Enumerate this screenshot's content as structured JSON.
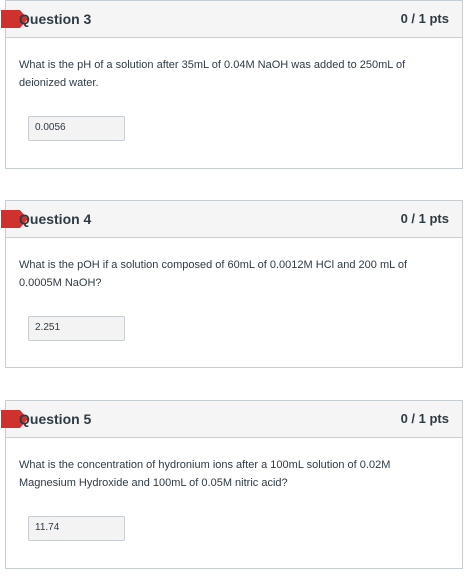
{
  "questions": [
    {
      "title": "Question 3",
      "points": "0 / 1 pts",
      "text": "What is the pH of a solution after 35mL of 0.04M NaOH was added to 250mL of deionized water.",
      "answer": "0.0056"
    },
    {
      "title": "Question 4",
      "points": "0 / 1 pts",
      "text": "What is the pOH if a solution composed of 60mL of  0.0012M HCl and 200 mL of 0.0005M NaOH?",
      "answer": "2.251"
    },
    {
      "title": "Question 5",
      "points": "0 / 1 pts",
      "text": "What is the concentration of hydronium ions after a 100mL solution of 0.02M Magnesium Hydroxide and 100mL of 0.05M nitric acid?",
      "answer": "11.74"
    }
  ],
  "colors": {
    "flag": "#d0312d",
    "header_bg": "#f5f5f5",
    "border": "#c7cdd1",
    "text": "#2d3b45"
  }
}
====
# Instruction
Look through the material above and pick out each line holding the word "NaOH".

# Result of the exercise
      "text": "What is the pH of a solution after 35mL of 0.04M NaOH was added to 250mL of deionized water.",
      "text": "What is the pOH if a solution composed of 60mL of  0.0012M HCl and 200 mL of 0.0005M NaOH?",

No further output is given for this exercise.